● **PROBLEM STATEMENT**
All of the records below need to be copied exactly.

##### PROVIDED RECORDS

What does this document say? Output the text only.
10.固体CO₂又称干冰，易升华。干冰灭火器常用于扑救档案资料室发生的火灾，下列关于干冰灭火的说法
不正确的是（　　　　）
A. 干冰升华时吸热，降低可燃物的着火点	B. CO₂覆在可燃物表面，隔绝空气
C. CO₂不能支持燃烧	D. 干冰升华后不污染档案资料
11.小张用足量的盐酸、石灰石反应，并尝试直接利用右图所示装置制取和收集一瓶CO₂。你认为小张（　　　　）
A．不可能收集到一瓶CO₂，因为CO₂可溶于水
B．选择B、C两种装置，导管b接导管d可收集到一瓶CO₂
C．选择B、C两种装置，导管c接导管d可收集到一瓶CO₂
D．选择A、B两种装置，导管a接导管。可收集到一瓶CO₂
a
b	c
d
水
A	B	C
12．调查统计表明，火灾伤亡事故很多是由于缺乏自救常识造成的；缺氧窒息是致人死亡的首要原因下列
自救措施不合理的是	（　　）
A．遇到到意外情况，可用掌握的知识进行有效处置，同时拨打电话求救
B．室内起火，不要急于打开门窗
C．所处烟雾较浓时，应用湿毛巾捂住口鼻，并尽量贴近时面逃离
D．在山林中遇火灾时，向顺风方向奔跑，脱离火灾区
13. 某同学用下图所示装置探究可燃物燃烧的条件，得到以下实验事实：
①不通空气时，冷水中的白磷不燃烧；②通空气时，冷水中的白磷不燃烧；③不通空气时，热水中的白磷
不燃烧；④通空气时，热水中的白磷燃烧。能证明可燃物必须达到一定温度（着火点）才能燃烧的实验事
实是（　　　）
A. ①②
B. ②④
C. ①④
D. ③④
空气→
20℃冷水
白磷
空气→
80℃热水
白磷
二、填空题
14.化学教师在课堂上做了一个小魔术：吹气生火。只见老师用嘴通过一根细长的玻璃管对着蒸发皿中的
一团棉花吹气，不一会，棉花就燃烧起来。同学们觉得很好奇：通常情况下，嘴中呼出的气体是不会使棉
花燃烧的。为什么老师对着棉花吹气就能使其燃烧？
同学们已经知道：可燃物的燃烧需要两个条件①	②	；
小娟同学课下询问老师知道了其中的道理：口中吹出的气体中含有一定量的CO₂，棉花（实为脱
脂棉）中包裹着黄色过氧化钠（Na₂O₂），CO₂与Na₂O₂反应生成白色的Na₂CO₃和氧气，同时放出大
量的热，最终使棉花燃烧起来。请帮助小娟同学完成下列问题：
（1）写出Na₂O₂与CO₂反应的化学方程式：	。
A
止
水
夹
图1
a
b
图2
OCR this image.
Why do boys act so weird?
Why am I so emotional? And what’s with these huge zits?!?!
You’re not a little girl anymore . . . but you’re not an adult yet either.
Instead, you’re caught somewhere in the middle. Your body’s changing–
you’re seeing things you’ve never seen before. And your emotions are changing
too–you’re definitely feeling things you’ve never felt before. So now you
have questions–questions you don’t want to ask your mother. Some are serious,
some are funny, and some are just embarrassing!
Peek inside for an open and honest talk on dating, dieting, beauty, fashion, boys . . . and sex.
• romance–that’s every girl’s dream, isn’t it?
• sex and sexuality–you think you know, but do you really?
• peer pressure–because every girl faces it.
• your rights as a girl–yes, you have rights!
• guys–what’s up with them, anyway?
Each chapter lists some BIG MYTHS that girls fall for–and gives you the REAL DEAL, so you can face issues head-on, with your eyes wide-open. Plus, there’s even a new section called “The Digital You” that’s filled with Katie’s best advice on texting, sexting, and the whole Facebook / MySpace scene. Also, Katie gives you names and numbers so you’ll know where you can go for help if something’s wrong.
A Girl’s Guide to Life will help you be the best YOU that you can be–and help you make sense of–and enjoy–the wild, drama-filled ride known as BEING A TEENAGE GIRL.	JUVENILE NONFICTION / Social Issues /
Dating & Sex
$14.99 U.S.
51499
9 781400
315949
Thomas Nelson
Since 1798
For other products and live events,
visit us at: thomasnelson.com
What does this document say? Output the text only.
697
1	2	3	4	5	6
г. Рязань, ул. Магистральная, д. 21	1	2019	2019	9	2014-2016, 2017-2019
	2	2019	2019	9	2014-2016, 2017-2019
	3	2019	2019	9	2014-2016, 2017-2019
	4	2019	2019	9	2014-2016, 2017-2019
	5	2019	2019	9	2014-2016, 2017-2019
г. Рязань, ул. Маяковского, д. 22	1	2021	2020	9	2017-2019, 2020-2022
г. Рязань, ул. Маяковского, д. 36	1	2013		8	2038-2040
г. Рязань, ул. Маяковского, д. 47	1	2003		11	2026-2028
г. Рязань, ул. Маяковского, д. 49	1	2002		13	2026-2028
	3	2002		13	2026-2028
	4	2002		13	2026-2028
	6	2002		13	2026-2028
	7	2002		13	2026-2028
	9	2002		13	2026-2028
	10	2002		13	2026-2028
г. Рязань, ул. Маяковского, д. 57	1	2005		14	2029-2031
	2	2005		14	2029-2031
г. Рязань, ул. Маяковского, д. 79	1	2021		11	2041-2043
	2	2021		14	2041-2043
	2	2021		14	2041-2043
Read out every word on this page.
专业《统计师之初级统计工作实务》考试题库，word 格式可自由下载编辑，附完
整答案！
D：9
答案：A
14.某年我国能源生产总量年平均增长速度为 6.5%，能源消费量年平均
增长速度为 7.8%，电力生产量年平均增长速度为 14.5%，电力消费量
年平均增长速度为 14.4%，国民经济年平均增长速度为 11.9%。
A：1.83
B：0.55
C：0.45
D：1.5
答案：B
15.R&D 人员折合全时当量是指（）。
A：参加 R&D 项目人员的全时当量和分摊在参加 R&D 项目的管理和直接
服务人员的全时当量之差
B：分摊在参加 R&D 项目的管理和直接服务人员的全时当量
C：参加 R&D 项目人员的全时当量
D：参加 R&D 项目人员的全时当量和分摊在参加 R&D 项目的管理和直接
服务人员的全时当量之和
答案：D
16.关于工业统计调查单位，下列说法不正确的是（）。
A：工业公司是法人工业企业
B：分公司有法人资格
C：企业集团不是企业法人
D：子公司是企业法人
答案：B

##########

● **SOLUTION FOR THIS PROBLEM**
What does this document say? Output the text only.
10.固体CO₂又称干冰，易升华。干冰灭火器常用于扑救档案资料室发生的火灾，下列关于干冰灭火的说法
不正确的是（　　　　）
A. 干冰升华时吸热，降低可燃物的着火点	B. CO₂覆在可燃物表面，隔绝空气
C. CO₂不能支持燃烧	D. 干冰升华后不污染档案资料
11.小张用足量的盐酸、石灰石反应，并尝试直接利用右图所示装置制取和收集一瓶CO₂。你认为小张（　　　　）
A．不可能收集到一瓶CO₂，因为CO₂可溶于水
B．选择B、C两种装置，导管b接导管d可收集到一瓶CO₂
C．选择B、C两种装置，导管c接导管d可收集到一瓶CO₂
D．选择A、B两种装置，导管a接导管。可收集到一瓶CO₂
a
b	c
d
水
A	B	C
12．调查统计表明，火灾伤亡事故很多是由于缺乏自救常识造成的；缺氧窒息是致人死亡的首要原因下列
自救措施不合理的是	（　　）
A．遇到到意外情况，可用掌握的知识进行有效处置，同时拨打电话求救
B．室内起火，不要急于打开门窗
C．所处烟雾较浓时，应用湿毛巾捂住口鼻，并尽量贴近时面逃离
D．在山林中遇火灾时，向顺风方向奔跑，脱离火灾区
13. 某同学用下图所示装置探究可燃物燃烧的条件，得到以下实验事实：
①不通空气时，冷水中的白磷不燃烧；②通空气时，冷水中的白磷不燃烧；③不通空气时，热水中的白磷
不燃烧；④通空气时，热水中的白磷燃烧。能证明可燃物必须达到一定温度（着火点）才能燃烧的实验事
实是（　　　）
A. ①②
B. ②④
C. ①④
D. ③④
空气→
20℃冷水
白磷
空气→
80℃热水
白磷
二、填空题
14.化学教师在课堂上做了一个小魔术：吹气生火。只见老师用嘴通过一根细长的玻璃管对着蒸发皿中的
一团棉花吹气，不一会，棉花就燃烧起来。同学们觉得很好奇：通常情况下，嘴中呼出的气体是不会使棉
花燃烧的。为什么老师对着棉花吹气就能使其燃烧？
同学们已经知道：可燃物的燃烧需要两个条件①	②	；
小娟同学课下询问老师知道了其中的道理：口中吹出的气体中含有一定量的CO₂，棉花（实为脱
脂棉）中包裹着黄色过氧化钠（Na₂O₂），CO₂与Na₂O₂反应生成白色的Na₂CO₃和氧气，同时放出大
量的热，最终使棉花燃烧起来。请帮助小娟同学完成下列问题：
（1）写出Na₂O₂与CO₂反应的化学方程式：	。
A
止
水
夹
图1
a
b
图2
OCR this image.
Why do boys act so weird?
Why am I so emotional? And what’s with these huge zits?!?!
You’re not a little girl anymore . . . but you’re not an adult yet either.
Instead, you’re caught somewhere in the middle. Your body’s changing–
you’re seeing things you’ve never seen before. And your emotions are changing
too–you’re definitely feeling things you’ve never felt before. So now you
have questions–questions you don’t want to ask your mother. Some are serious,
some are funny, and some are just embarrassing!
Peek inside for an open and honest talk on dating, dieting, beauty, fashion, boys . . . and sex.
• romance–that’s every girl’s dream, isn’t it?
• sex and sexuality–you think you know, but do you really?
• peer pressure–because every girl faces it.
• your rights as a girl–yes, you have rights!
• guys–what’s up with them, anyway?
Each chapter lists some BIG MYTHS that girls fall for–and gives you the REAL DEAL, so you can face issues head-on, with your eyes wide-open. Plus, there’s even a new section called “The Digital You” that’s filled with Katie’s best advice on texting, sexting, and the whole Facebook / MySpace scene. Also, Katie gives you names and numbers so you’ll know where you can go for help if something’s wrong.
A Girl’s Guide to Life will help you be the best YOU that you can be–and help you make sense of–and enjoy–the wild, drama-filled ride known as BEING A TEENAGE GIRL.	JUVENILE NONFICTION / Social Issues /
Dating & Sex
$14.99 U.S.
51499
9 781400
315949
Thomas Nelson
Since 1798
For other products and live events,
visit us at: thomasnelson.com
What does this document say? Output the text only.
697
1	2	3	4	5	6
г. Рязань, ул. Магистральная, д. 21	1	2019	2019	9	2014-2016, 2017-2019
	2	2019	2019	9	2014-2016, 2017-2019
	3	2019	2019	9	2014-2016, 2017-2019
	4	2019	2019	9	2014-2016, 2017-2019
	5	2019	2019	9	2014-2016, 2017-2019
г. Рязань, ул. Маяковского, д. 22	1	2021	2020	9	2017-2019, 2020-2022
г. Рязань, ул. Маяковского, д. 36	1	2013		8	2038-2040
г. Рязань, ул. Маяковского, д. 47	1	2003		11	2026-2028
г. Рязань, ул. Маяковского, д. 49	1	2002		13	2026-2028
	3	2002		13	2026-2028
	4	2002		13	2026-2028
	6	2002		13	2026-2028
	7	2002		13	2026-2028
	9	2002		13	2026-2028
	10	2002		13	2026-2028
г. Рязань, ул. Маяковского, д. 57	1	2005		14	2029-2031
	2	2005		14	2029-2031
г. Рязань, ул. Маяковского, д. 79	1	2021		11	2041-2043
	2	2021		14	2041-2043
	2	2021		14	2041-2043
Read out every word on this page.
专业《统计师之初级统计工作实务》考试题库，word 格式可自由下载编辑，附完
整答案！
D：9
答案：A
14.某年我国能源生产总量年平均增长速度为 6.5%，能源消费量年平均
增长速度为 7.8%，电力生产量年平均增长速度为 14.5%，电力消费量
年平均增长速度为 14.4%，国民经济年平均增长速度为 11.9%。
A：1.83
B：0.55
C：0.45
D：1.5
答案：B
15.R&D 人员折合全时当量是指（）。
A：参加 R&D 项目人员的全时当量和分摊在参加 R&D 项目的管理和直接
服务人员的全时当量之差
B：分摊在参加 R&D 项目的管理和直接服务人员的全时当量
C：参加 R&D 项目人员的全时当量
D：参加 R&D 项目人员的全时当量和分摊在参加 R&D 项目的管理和直接
服务人员的全时当量之和
答案：D
16.关于工业统计调查单位，下列说法不正确的是（）。
A：工业公司是法人工业企业
B：分公司有法人资格
C：企业集团不是企业法人
D：子公司是企业法人
答案：B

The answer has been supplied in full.